Start of RAW RECORDS
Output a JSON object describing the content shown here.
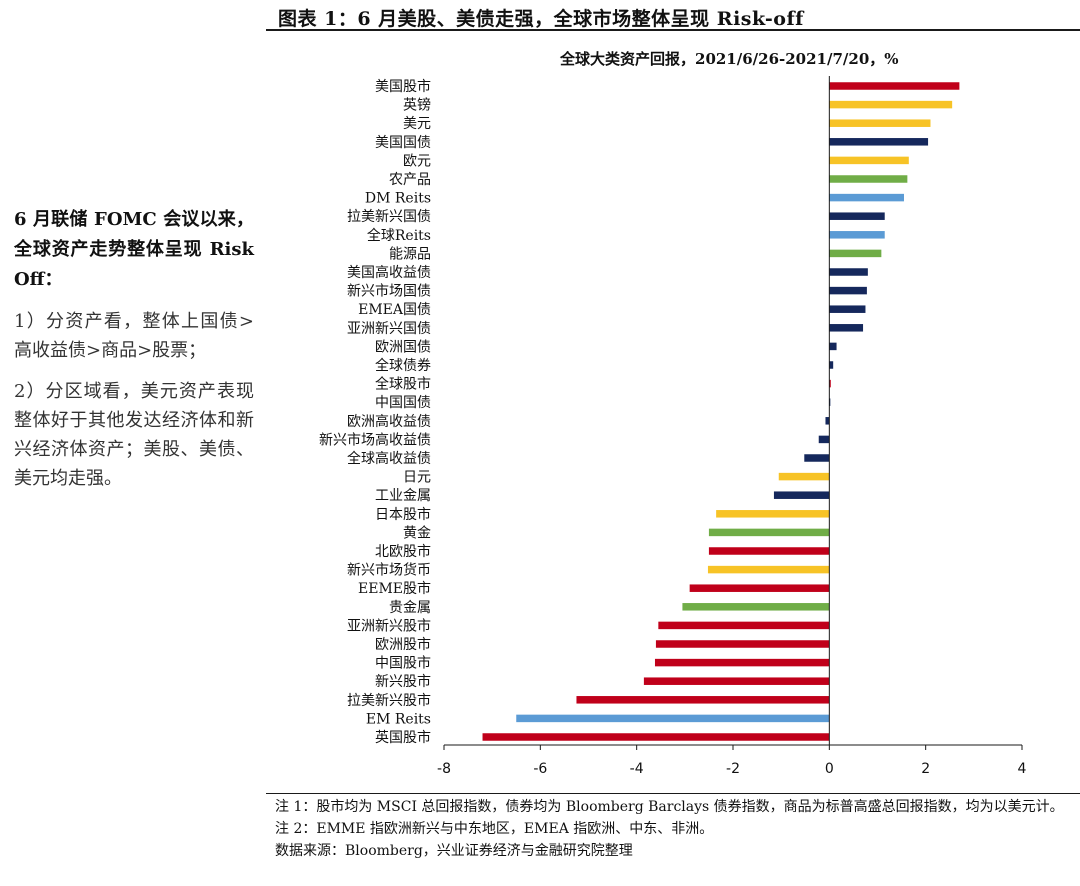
{
  "figure_title": "图表 1：6 月美股、美债走强，全球市场整体呈现 Risk-off",
  "sidebar": {
    "heading": "6 月联储 FOMC 会议以来，全球资产走势整体呈现 Risk Off：",
    "points": [
      "1）分资产看，整体上国债>高收益债>商品>股票；",
      "2）分区域看，美元资产表现整体好于其他发达经济体和新兴经济体资产；美股、美债、美元均走强。"
    ]
  },
  "chart_data": {
    "type": "bar",
    "orientation": "horizontal",
    "title": "全球大类资产回报，2021/6/26-2021/7/20，%",
    "xlim": [
      -8,
      4
    ],
    "xticks": [
      -8,
      -6,
      -4,
      -2,
      0,
      2,
      4
    ],
    "tick_labels": [
      "-8",
      "-6",
      "-4",
      "-2",
      "0",
      "2",
      "4"
    ],
    "grid": false,
    "legend": "none",
    "colors": {
      "equity": "#c0001a",
      "currency": "#f7c326",
      "bond": "#15285c",
      "commodity": "#70ad47",
      "reits": "#5b9bd5"
    },
    "categories": [
      "美国股市",
      "英镑",
      "美元",
      "美国国债",
      "欧元",
      "农产品",
      "DM Reits",
      "拉美新兴国债",
      "全球Reits",
      "能源品",
      "美国高收益债",
      "新兴市场国债",
      "EMEA国债",
      "亚洲新兴国债",
      "欧洲国债",
      "全球债券",
      "全球股市",
      "中国国债",
      "欧洲高收益债",
      "新兴市场高收益债",
      "全球高收益债",
      "日元",
      "工业金属",
      "日本股市",
      "黄金",
      "北欧股市",
      "新兴市场货币",
      "EEME股市",
      "贵金属",
      "亚洲新兴股市",
      "欧洲股市",
      "中国股市",
      "新兴股市",
      "拉美新兴股市",
      "EM Reits",
      "英国股市"
    ],
    "values": [
      2.7,
      2.55,
      2.1,
      2.05,
      1.65,
      1.62,
      1.55,
      1.15,
      1.15,
      1.08,
      0.8,
      0.78,
      0.75,
      0.7,
      0.15,
      0.08,
      0.03,
      0.02,
      -0.08,
      -0.22,
      -0.52,
      -1.05,
      -1.15,
      -2.35,
      -2.5,
      -2.5,
      -2.52,
      -2.9,
      -3.05,
      -3.55,
      -3.6,
      -3.62,
      -3.85,
      -5.25,
      -6.5,
      -7.2
    ],
    "groups": [
      "equity",
      "currency",
      "currency",
      "bond",
      "currency",
      "commodity",
      "reits",
      "bond",
      "reits",
      "commodity",
      "bond",
      "bond",
      "bond",
      "bond",
      "bond",
      "bond",
      "equity",
      "bond",
      "bond",
      "bond",
      "bond",
      "currency",
      "bond",
      "currency",
      "commodity",
      "equity",
      "currency",
      "equity",
      "commodity",
      "equity",
      "equity",
      "equity",
      "equity",
      "equity",
      "reits",
      "equity"
    ]
  },
  "footnotes": [
    "注 1：股市均为 MSCI 总回报指数，债券均为 Bloomberg Barclays 债券指数，商品为标普高盛总回报指数，均为以美元计。",
    "注 2：EMME 指欧洲新兴与中东地区，EMEA 指欧洲、中东、非洲。",
    "数据来源：Bloomberg，兴业证券经济与金融研究院整理"
  ]
}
End of RAW RECORDS
WHAT YOU HAVE TO DO: Transcribe every line from the records above without alteration, and leave out the images.

TASK RESULT:
Output a JSON object describing the content shown here.
{
  "figure_title": "图表 1：6 月美股、美债走强，全球市场整体呈现 Risk-off",
  "sidebar": {
    "heading": "6 月联储 FOMC 会议以来，全球资产走势整体呈现 Risk Off：",
    "points": [
      "1）分资产看，整体上国债>高收益债>商品>股票；",
      "2）分区域看，美元资产表现整体好于其他发达经济体和新兴经济体资产；美股、美债、美元均走强。"
    ]
  },
  "chart_data": {
    "type": "bar",
    "orientation": "horizontal",
    "title": "全球大类资产回报，2021/6/26-2021/7/20，%",
    "xlim": [
      -8,
      4
    ],
    "xticks": [
      -8,
      -6,
      -4,
      -2,
      0,
      2,
      4
    ],
    "tick_labels": [
      "-8",
      "-6",
      "-4",
      "-2",
      "0",
      "2",
      "4"
    ],
    "grid": false,
    "legend": "none",
    "colors": {
      "equity": "#c0001a",
      "currency": "#f7c326",
      "bond": "#15285c",
      "commodity": "#70ad47",
      "reits": "#5b9bd5"
    },
    "categories": [
      "美国股市",
      "英镑",
      "美元",
      "美国国债",
      "欧元",
      "农产品",
      "DM Reits",
      "拉美新兴国债",
      "全球Reits",
      "能源品",
      "美国高收益债",
      "新兴市场国债",
      "EMEA国债",
      "亚洲新兴国债",
      "欧洲国债",
      "全球债券",
      "全球股市",
      "中国国债",
      "欧洲高收益债",
      "新兴市场高收益债",
      "全球高收益债",
      "日元",
      "工业金属",
      "日本股市",
      "黄金",
      "北欧股市",
      "新兴市场货币",
      "EEME股市",
      "贵金属",
      "亚洲新兴股市",
      "欧洲股市",
      "中国股市",
      "新兴股市",
      "拉美新兴股市",
      "EM Reits",
      "英国股市"
    ],
    "values": [
      2.7,
      2.55,
      2.1,
      2.05,
      1.65,
      1.62,
      1.55,
      1.15,
      1.15,
      1.08,
      0.8,
      0.78,
      0.75,
      0.7,
      0.15,
      0.08,
      0.03,
      0.02,
      -0.08,
      -0.22,
      -0.52,
      -1.05,
      -1.15,
      -2.35,
      -2.5,
      -2.5,
      -2.52,
      -2.9,
      -3.05,
      -3.55,
      -3.6,
      -3.62,
      -3.85,
      -5.25,
      -6.5,
      -7.2
    ],
    "groups": [
      "equity",
      "currency",
      "currency",
      "bond",
      "currency",
      "commodity",
      "reits",
      "bond",
      "reits",
      "commodity",
      "bond",
      "bond",
      "bond",
      "bond",
      "bond",
      "bond",
      "equity",
      "bond",
      "bond",
      "bond",
      "bond",
      "currency",
      "bond",
      "currency",
      "commodity",
      "equity",
      "currency",
      "equity",
      "commodity",
      "equity",
      "equity",
      "equity",
      "equity",
      "equity",
      "reits",
      "equity"
    ]
  },
  "footnotes": [
    "注 1：股市均为 MSCI 总回报指数，债券均为 Bloomberg Barclays 债券指数，商品为标普高盛总回报指数，均为以美元计。",
    "注 2：EMME 指欧洲新兴与中东地区，EMEA 指欧洲、中东、非洲。",
    "数据来源：Bloomberg，兴业证券经济与金融研究院整理"
  ]
}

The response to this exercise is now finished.